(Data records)

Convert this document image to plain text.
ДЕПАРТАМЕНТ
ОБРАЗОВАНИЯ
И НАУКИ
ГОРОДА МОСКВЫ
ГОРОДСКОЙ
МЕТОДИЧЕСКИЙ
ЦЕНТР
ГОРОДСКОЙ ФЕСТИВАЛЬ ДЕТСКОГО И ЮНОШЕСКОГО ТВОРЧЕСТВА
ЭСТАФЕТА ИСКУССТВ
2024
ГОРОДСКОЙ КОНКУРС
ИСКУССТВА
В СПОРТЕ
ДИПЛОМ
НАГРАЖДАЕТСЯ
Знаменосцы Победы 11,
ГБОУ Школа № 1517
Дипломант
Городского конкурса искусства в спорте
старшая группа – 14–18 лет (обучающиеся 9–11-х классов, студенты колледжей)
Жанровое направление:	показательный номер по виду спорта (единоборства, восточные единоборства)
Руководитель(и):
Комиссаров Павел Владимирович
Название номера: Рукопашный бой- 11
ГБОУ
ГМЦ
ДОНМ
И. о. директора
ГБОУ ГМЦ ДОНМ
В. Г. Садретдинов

### WHAT YOU NEED TO DO
Reproduce the material exactly, with every line intact.

### CORRECT OUTPUT
Convert this document image to plain text.
ДЕПАРТАМЕНТ
ОБРАЗОВАНИЯ
И НАУКИ
ГОРОДА МОСКВЫ
ГОРОДСКОЙ
МЕТОДИЧЕСКИЙ
ЦЕНТР
ГОРОДСКОЙ ФЕСТИВАЛЬ ДЕТСКОГО И ЮНОШЕСКОГО ТВОРЧЕСТВА
ЭСТАФЕТА ИСКУССТВ
2024
ГОРОДСКОЙ КОНКУРС
ИСКУССТВА
В СПОРТЕ
ДИПЛОМ
НАГРАЖДАЕТСЯ
Знаменосцы Победы 11,
ГБОУ Школа № 1517
Дипломант
Городского конкурса искусства в спорте
старшая группа – 14–18 лет (обучающиеся 9–11-х классов, студенты колледжей)
Жанровое направление:	показательный номер по виду спорта (единоборства, восточные единоборства)
Руководитель(и):
Комиссаров Павел Владимирович
Название номера: Рукопашный бой- 11
ГБОУ
ГМЦ
ДОНМ
И. о. директора
ГБОУ ГМЦ ДОНМ
В. Г. Садретдинов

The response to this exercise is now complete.